TASK BRIEF: Which lines hold the word "расчете"? Show each of them.

○ ○ ○

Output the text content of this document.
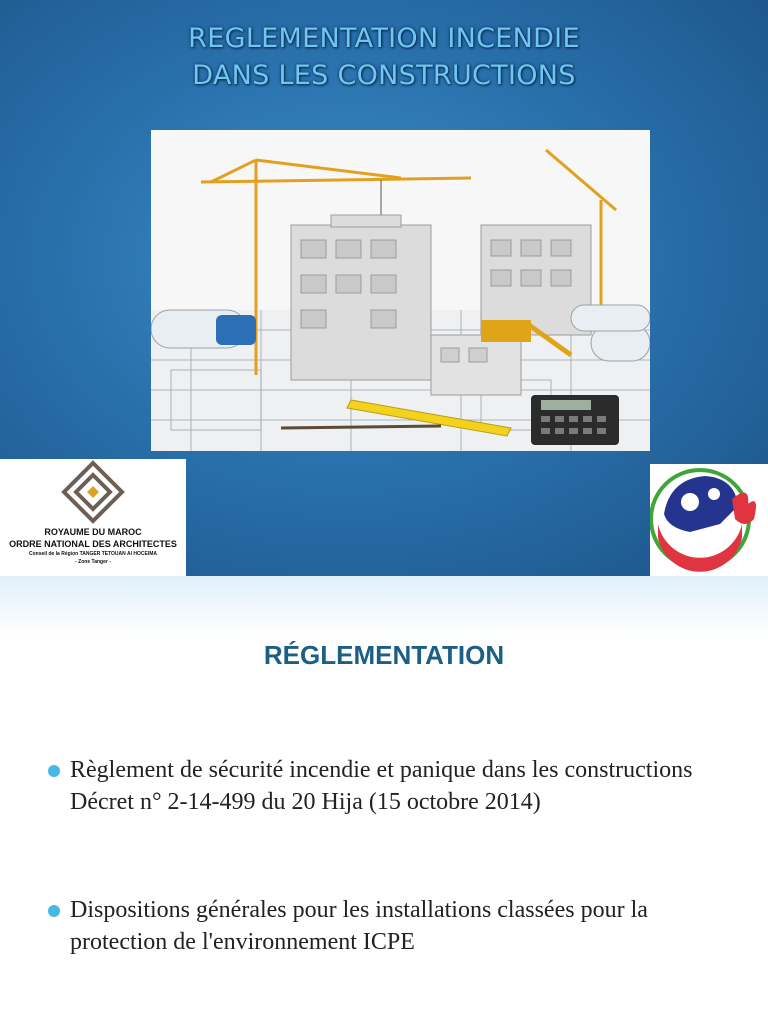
REGLEMENTATION INCENDIE
DANS LES CONSTRUCTIONS
ROYAUME DU MAROC
ORDRE NATIONAL DES ARCHITECTES
Conseil de la Région TANGER TETOUAN Al HOCEIMA
- Zone Tanger -
BESIE
RÉGLEMENTATION
Règlement de sécurité incendie et panique dans les constructions Décret n° 2-14-499 du 20 Hija (15 octobre 2014)
Dispositions générales pour les installations classées pour la protection de l'environnement ICPE
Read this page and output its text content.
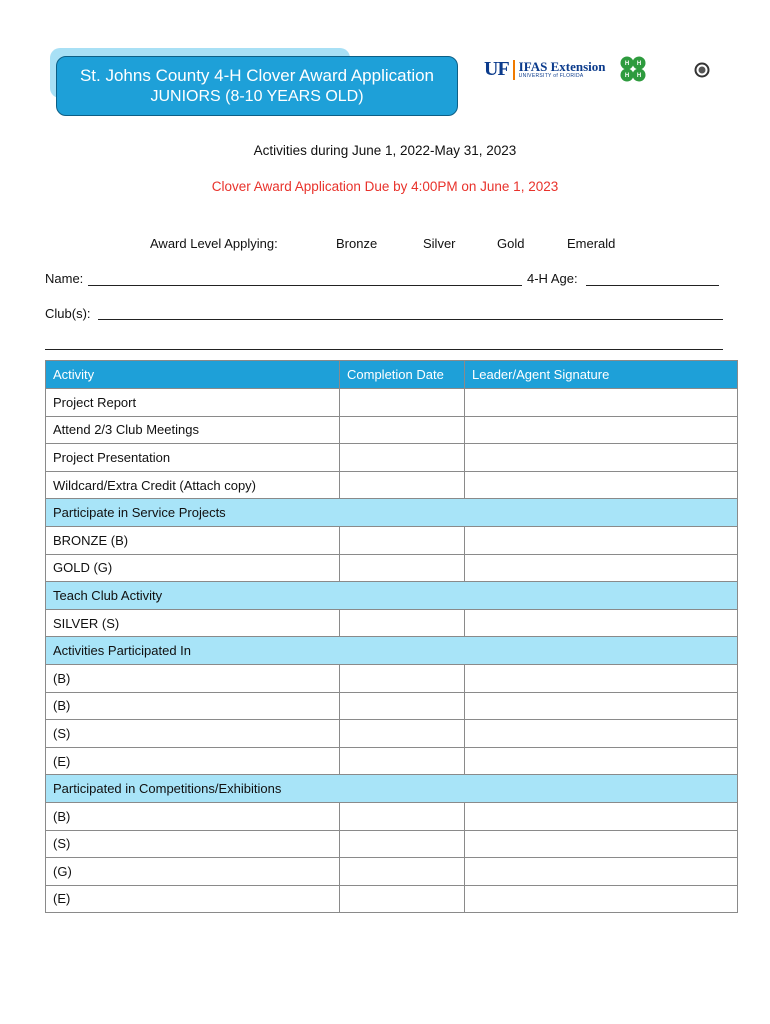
St. Johns County 4-H Clover Award Application
JUNIORS (8-10 YEARS OLD)
UF IFAS Extension
UNIVERSITY of FLORIDA
H H
H H
Activities during June 1, 2022-May 31, 2023
Clover Award Application Due by 4:00PM on June 1, 2023
Award Level Applying:	Bronze	Silver	Gold	Emerald
Name:	4-H Age:
Club(s):
Activity	Completion Date	Leader/Agent Signature
Project Report		
Attend 2/3 Club Meetings		
Project Presentation		
Wildcard/Extra Credit (Attach copy)		
Participate in Service Projects		
BRONZE (B)		
GOLD (G)		
Teach Club Activity		
SILVER (S)		
Activities Participated In		
(B)		
(B)		
(S)		
(E)		
Participated in Competitions/Exhibitions		
(B)		
(S)		
(G)		
(E)		
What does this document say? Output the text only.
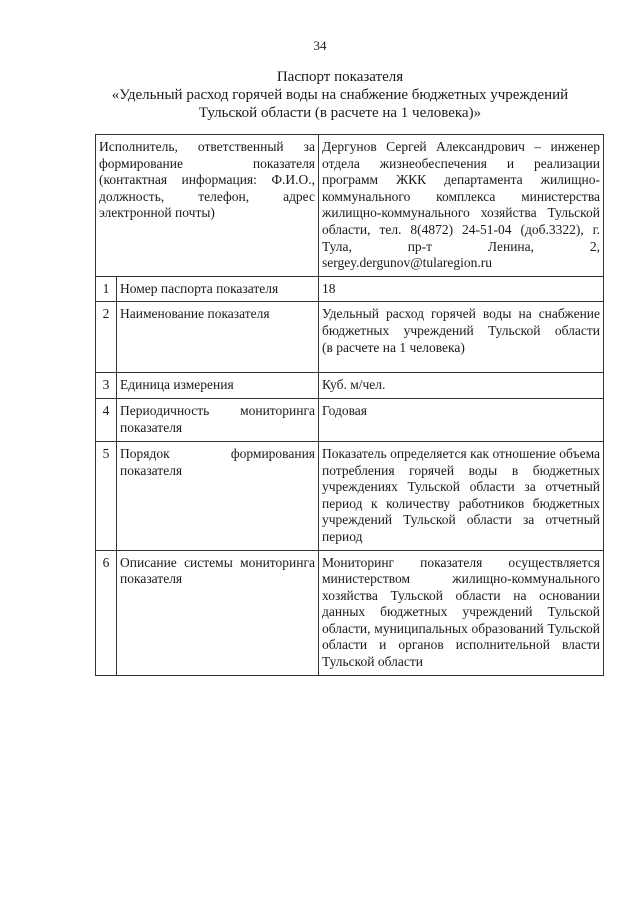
34
Паспорт показателя
«Удельный расход горячей воды на снабжение бюджетных учреждений
Тульской области (в расчете на 1 человека)»
Исполнитель, ответственный за формирование показателя (контактная информация: Ф.И.О., должность, телефон, адрес электронной почты)		Дергунов Сергей Александрович – инженер отдела жизнеобеспечения и реализации программ ЖКК департамента жилищно-коммунального комплекса министерства жилищно-коммунального хозяйства Тульской области, тел. 8(4872) 24-51-04 (доб.3322), г. Тула, пр-т Ленина, 2, sergey.dergunov@tularegion.ru
1	Номер паспорта показателя	18
2	Наименование показателя	Удельный расход горячей воды на снабжение бюджетных учреждений Тульской области
(в расчете на 1 человека)

3	Единица измерения	Куб. м/чел.
4	Периодичность мониторинга показателя	Годовая
5	Порядок формирования показателя	Показатель определяется как отношение объема потребления горячей воды в бюджетных учреждениях Тульской области за отчетный период к количеству работников бюджетных учреждений Тульской области за отчетный период
6	Описание системы мониторинга показателя	Мониторинг показателя осуществляется министерством жилищно-коммунального хозяйства Тульской области на основании данных бюджетных учреждений Тульской области, муниципальных образований Тульской области и органов исполнительной власти Тульской области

○ ○ ○

ANSWER TO THIS TASK:
Тульской области (в расчете на 1 человека)»
(в расчете на 1 человека)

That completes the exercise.